Extracted records:

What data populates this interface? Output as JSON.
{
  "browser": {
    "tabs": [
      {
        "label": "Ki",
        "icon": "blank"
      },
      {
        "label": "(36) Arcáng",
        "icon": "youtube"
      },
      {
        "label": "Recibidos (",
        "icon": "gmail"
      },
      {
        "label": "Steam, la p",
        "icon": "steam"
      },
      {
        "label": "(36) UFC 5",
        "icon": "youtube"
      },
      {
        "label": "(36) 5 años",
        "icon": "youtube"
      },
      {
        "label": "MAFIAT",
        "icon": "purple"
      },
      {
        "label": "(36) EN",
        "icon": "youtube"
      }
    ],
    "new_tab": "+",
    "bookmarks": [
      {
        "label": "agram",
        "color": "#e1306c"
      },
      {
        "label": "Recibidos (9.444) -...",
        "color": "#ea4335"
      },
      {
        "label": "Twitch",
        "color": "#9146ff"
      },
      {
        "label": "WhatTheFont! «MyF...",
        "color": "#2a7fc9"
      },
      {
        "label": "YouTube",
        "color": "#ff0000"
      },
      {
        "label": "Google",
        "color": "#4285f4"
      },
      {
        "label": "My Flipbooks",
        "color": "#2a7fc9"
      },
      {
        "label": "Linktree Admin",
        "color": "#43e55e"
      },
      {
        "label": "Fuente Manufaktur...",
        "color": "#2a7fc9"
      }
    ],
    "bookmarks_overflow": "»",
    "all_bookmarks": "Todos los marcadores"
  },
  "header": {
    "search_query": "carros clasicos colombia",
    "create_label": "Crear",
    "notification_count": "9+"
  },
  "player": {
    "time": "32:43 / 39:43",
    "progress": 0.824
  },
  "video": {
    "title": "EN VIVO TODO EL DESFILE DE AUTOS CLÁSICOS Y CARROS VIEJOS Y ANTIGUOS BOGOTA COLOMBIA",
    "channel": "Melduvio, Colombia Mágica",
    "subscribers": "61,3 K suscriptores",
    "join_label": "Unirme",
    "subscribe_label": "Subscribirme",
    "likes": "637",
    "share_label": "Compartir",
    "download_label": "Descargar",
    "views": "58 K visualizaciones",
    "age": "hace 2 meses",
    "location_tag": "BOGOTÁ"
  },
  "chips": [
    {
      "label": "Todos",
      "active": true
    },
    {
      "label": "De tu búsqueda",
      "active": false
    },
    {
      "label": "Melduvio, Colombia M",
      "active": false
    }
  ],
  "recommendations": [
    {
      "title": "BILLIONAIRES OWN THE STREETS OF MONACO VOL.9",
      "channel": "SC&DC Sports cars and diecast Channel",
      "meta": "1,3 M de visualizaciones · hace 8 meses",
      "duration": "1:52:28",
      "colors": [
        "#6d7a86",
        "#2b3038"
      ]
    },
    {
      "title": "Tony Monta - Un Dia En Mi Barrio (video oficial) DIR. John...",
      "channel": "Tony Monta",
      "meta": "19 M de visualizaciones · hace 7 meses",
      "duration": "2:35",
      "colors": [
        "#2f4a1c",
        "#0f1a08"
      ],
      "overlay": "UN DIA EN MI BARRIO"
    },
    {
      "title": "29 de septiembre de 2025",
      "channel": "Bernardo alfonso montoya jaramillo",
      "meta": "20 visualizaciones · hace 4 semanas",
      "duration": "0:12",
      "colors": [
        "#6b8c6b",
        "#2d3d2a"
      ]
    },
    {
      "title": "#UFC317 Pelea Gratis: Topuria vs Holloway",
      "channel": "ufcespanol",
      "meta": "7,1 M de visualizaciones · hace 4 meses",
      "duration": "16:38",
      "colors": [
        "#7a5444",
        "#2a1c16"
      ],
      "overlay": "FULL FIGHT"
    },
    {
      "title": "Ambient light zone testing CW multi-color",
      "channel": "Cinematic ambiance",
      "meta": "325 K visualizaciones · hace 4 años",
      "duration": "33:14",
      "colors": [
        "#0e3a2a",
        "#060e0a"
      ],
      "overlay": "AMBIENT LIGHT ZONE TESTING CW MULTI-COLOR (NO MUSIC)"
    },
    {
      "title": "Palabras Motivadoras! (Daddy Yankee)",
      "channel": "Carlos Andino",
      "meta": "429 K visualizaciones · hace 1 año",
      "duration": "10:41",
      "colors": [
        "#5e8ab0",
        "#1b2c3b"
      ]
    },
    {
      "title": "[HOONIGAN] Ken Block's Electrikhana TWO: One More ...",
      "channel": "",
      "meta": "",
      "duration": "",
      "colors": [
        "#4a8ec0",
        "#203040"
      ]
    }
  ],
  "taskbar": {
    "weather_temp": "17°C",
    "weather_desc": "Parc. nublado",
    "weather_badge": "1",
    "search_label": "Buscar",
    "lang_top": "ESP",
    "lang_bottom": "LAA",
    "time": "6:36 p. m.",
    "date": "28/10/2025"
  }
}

#### Given task
Please quote the data above in full, with no line missing.

#### Answer to this exercise
What data populates this interface? Output as JSON.
{
  "browser": {
    "tabs": [
      {
        "label": "Ki",
        "icon": "blank"
      },
      {
        "label": "(36) Arcáng",
        "icon": "youtube"
      },
      {
        "label": "Recibidos (",
        "icon": "gmail"
      },
      {
        "label": "Steam, la p",
        "icon": "steam"
      },
      {
        "label": "(36) UFC 5",
        "icon": "youtube"
      },
      {
        "label": "(36) 5 años",
        "icon": "youtube"
      },
      {
        "label": "MAFIAT",
        "icon": "purple"
      },
      {
        "label": "(36) EN",
        "icon": "youtube"
      }
    ],
    "new_tab": "+",
    "bookmarks": [
      {
        "label": "agram",
        "color": "#e1306c"
      },
      {
        "label": "Recibidos (9.444) -...",
        "color": "#ea4335"
      },
      {
        "label": "Twitch",
        "color": "#9146ff"
      },
      {
        "label": "WhatTheFont! «MyF...",
        "color": "#2a7fc9"
      },
      {
        "label": "YouTube",
        "color": "#ff0000"
      },
      {
        "label": "Google",
        "color": "#4285f4"
      },
      {
        "label": "My Flipbooks",
        "color": "#2a7fc9"
      },
      {
        "label": "Linktree Admin",
        "color": "#43e55e"
      },
      {
        "label": "Fuente Manufaktur...",
        "color": "#2a7fc9"
      }
    ],
    "bookmarks_overflow": "»",
    "all_bookmarks": "Todos los marcadores"
  },
  "header": {
    "search_query": "carros clasicos colombia",
    "create_label": "Crear",
    "notification_count": "9+"
  },
  "player": {
    "time": "32:43 / 39:43",
    "progress": 0.824
  },
  "video": {
    "title": "EN VIVO TODO EL DESFILE DE AUTOS CLÁSICOS Y CARROS VIEJOS Y ANTIGUOS BOGOTA COLOMBIA",
    "channel": "Melduvio, Colombia Mágica",
    "subscribers": "61,3 K suscriptores",
    "join_label": "Unirme",
    "subscribe_label": "Subscribirme",
    "likes": "637",
    "share_label": "Compartir",
    "download_label": "Descargar",
    "views": "58 K visualizaciones",
    "age": "hace 2 meses",
    "location_tag": "BOGOTÁ"
  },
  "chips": [
    {
      "label": "Todos",
      "active": true
    },
    {
      "label": "De tu búsqueda",
      "active": false
    },
    {
      "label": "Melduvio, Colombia M",
      "active": false
    }
  ],
  "recommendations": [
    {
      "title": "BILLIONAIRES OWN THE STREETS OF MONACO VOL.9",
      "channel": "SC&DC Sports cars and diecast Channel",
      "meta": "1,3 M de visualizaciones · hace 8 meses",
      "duration": "1:52:28",
      "colors": [
        "#6d7a86",
        "#2b3038"
      ]
    },
    {
      "title": "Tony Monta - Un Dia En Mi Barrio (video oficial) DIR. John...",
      "channel": "Tony Monta",
      "meta": "19 M de visualizaciones · hace 7 meses",
      "duration": "2:35",
      "colors": [
        "#2f4a1c",
        "#0f1a08"
      ],
      "overlay": "UN DIA EN MI BARRIO"
    },
    {
      "title": "29 de septiembre de 2025",
      "channel": "Bernardo alfonso montoya jaramillo",
      "meta": "20 visualizaciones · hace 4 semanas",
      "duration": "0:12",
      "colors": [
        "#6b8c6b",
        "#2d3d2a"
      ]
    },
    {
      "title": "#UFC317 Pelea Gratis: Topuria vs Holloway",
      "channel": "ufcespanol",
      "meta": "7,1 M de visualizaciones · hace 4 meses",
      "duration": "16:38",
      "colors": [
        "#7a5444",
        "#2a1c16"
      ],
      "overlay": "FULL FIGHT"
    },
    {
      "title": "Ambient light zone testing CW multi-color",
      "channel": "Cinematic ambiance",
      "meta": "325 K visualizaciones · hace 4 años",
      "duration": "33:14",
      "colors": [
        "#0e3a2a",
        "#060e0a"
      ],
      "overlay": "AMBIENT LIGHT ZONE TESTING CW MULTI-COLOR (NO MUSIC)"
    },
    {
      "title": "Palabras Motivadoras! (Daddy Yankee)",
      "channel": "Carlos Andino",
      "meta": "429 K visualizaciones · hace 1 año",
      "duration": "10:41",
      "colors": [
        "#5e8ab0",
        "#1b2c3b"
      ]
    },
    {
      "title": "[HOONIGAN] Ken Block's Electrikhana TWO: One More ...",
      "channel": "",
      "meta": "",
      "duration": "",
      "colors": [
        "#4a8ec0",
        "#203040"
      ]
    }
  ],
  "taskbar": {
    "weather_temp": "17°C",
    "weather_desc": "Parc. nublado",
    "weather_badge": "1",
    "search_label": "Buscar",
    "lang_top": "ESP",
    "lang_bottom": "LAA",
    "time": "6:36 p. m.",
    "date": "28/10/2025"
  }
}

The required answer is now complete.